Som alle magistraten op die in de brontekst over de uitspraak van de Hoge Raad van 21-10-2008 onder het kopje "Magistraten" staan.

Brontekst ->
☆ ☆ ☆ ☆ ☆

Zie o.a. de conclusie van AG Wortel in HR 20 juni 2006, LJN: AX1659, 00374/06 (niet gepubliceerd), de conclusie van AG Machielse in HR 22 april 2008, LJN: BC8129, 07/11324 (niet gepubliceerd) en HR 19 april 1983, NJ 1983, 574.
HR, 21-10-2008, nr. 00586/07
ECLI:NL:HR:2008:BG4190
- Instantie
Hoge Raad (Strafkamer)
- Datum
21-10-2008
- Magistraten
Mrs. G.J.M. Corstens, J. de Hullu, H.A.G. Splinter-van Kan
- Zaaknummer
00586/07
- Conclusie
Mr. Schipper
- LJN
BG4190
- Vakgebied(en)
Strafprocesrecht (V)
- Brondocumenten en formele relaties
ECLI:NL:HR:2008:BG4190, Uitspraak, Hoge Raad (Strafkamer), 21‑10‑2008
Conclusie, Hoge Raad (Advocaat-Generaal), 08‑07‑2008
Uitspraak 21‑10‑2008
Mrs. G.J.M. Corstens, J. de Hullu, H.A.G. Splinter-van Kan
Partij(en)

☆ ☆ ☆ ☆ ☆

Rijen uit een dataset ->

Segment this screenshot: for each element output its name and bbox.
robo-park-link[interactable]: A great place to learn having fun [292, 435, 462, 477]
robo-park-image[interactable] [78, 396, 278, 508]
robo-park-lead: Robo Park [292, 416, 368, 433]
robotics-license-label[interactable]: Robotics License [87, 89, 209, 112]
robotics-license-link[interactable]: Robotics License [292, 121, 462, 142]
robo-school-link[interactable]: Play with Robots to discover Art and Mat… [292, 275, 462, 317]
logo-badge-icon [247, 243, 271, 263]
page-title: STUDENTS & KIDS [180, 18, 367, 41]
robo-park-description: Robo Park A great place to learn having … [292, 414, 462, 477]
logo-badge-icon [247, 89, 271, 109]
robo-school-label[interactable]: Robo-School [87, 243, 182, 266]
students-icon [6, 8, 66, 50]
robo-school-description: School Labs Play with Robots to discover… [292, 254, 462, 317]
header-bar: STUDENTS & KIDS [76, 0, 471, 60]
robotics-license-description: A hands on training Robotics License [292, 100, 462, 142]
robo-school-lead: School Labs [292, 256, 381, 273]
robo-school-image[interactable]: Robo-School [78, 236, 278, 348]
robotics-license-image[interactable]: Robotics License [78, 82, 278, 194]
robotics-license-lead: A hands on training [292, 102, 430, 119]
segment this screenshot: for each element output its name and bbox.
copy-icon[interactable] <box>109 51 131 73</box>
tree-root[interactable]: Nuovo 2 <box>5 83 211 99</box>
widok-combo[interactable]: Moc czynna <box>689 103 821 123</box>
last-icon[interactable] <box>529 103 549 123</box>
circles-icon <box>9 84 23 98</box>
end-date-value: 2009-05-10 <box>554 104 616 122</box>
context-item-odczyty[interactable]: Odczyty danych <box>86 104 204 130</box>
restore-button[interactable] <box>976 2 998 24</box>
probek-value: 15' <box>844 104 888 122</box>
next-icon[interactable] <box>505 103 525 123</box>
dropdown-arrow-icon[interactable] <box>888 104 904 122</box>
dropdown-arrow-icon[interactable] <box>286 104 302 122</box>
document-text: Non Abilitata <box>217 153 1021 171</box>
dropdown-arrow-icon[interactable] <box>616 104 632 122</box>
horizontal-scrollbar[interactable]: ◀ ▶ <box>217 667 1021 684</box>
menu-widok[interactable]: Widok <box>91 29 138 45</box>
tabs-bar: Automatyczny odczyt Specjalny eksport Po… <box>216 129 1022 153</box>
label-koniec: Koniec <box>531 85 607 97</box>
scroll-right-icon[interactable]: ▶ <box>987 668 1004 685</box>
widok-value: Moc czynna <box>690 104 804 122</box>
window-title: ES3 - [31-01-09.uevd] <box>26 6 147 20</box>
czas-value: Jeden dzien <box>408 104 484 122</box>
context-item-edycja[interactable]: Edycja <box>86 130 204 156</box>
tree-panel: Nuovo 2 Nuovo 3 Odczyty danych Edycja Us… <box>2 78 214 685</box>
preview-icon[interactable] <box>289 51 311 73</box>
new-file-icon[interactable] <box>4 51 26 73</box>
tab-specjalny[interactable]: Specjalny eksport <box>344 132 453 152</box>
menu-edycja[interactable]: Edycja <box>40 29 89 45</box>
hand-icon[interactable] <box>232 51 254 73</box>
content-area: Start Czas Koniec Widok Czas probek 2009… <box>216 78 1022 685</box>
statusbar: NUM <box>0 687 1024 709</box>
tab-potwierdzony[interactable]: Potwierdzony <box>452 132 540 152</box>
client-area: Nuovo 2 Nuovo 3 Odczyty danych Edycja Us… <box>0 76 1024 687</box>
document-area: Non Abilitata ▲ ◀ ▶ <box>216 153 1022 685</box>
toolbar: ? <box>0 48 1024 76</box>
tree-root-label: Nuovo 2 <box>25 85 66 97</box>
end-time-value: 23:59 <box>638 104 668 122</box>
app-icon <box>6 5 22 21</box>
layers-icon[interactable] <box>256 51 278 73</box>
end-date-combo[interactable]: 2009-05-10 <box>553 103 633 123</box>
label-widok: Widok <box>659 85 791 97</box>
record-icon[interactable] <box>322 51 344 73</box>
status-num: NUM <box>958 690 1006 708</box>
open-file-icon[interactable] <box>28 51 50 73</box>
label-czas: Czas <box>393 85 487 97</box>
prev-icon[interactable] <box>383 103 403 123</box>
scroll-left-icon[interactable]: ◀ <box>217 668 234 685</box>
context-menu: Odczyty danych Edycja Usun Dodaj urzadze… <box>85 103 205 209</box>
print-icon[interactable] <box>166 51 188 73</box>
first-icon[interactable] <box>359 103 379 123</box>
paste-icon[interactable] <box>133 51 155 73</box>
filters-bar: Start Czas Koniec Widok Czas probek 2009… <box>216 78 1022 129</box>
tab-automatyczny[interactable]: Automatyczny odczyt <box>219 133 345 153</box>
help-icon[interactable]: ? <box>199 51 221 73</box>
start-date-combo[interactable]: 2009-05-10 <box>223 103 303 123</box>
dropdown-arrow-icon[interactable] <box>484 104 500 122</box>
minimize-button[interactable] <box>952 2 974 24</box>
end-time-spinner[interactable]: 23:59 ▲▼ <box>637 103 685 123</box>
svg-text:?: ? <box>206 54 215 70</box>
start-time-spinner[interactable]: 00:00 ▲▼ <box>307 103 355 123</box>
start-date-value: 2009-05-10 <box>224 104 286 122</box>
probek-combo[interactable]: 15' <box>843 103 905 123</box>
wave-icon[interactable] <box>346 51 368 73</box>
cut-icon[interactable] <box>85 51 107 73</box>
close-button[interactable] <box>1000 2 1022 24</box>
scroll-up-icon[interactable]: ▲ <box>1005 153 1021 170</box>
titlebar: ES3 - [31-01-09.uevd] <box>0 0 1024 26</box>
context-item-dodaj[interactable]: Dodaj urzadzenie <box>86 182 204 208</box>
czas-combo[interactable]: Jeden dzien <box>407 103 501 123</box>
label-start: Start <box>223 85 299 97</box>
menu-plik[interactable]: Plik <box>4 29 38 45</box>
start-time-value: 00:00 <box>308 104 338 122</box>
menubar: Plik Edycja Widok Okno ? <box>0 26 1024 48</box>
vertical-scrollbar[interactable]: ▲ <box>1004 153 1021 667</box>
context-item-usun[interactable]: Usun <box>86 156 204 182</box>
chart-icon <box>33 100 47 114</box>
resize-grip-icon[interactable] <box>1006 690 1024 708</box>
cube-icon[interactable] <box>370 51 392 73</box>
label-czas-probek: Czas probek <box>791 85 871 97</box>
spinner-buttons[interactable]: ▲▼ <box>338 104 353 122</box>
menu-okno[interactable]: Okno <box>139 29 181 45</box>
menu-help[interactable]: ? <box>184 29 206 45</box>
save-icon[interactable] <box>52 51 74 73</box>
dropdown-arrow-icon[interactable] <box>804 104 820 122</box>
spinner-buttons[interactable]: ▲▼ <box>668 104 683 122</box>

☆ ☆ ☆ ☆ ☆

Het antwoord -> G.J.M. Corstens, J. de Hullu, H.A.G. Splinter-van Kan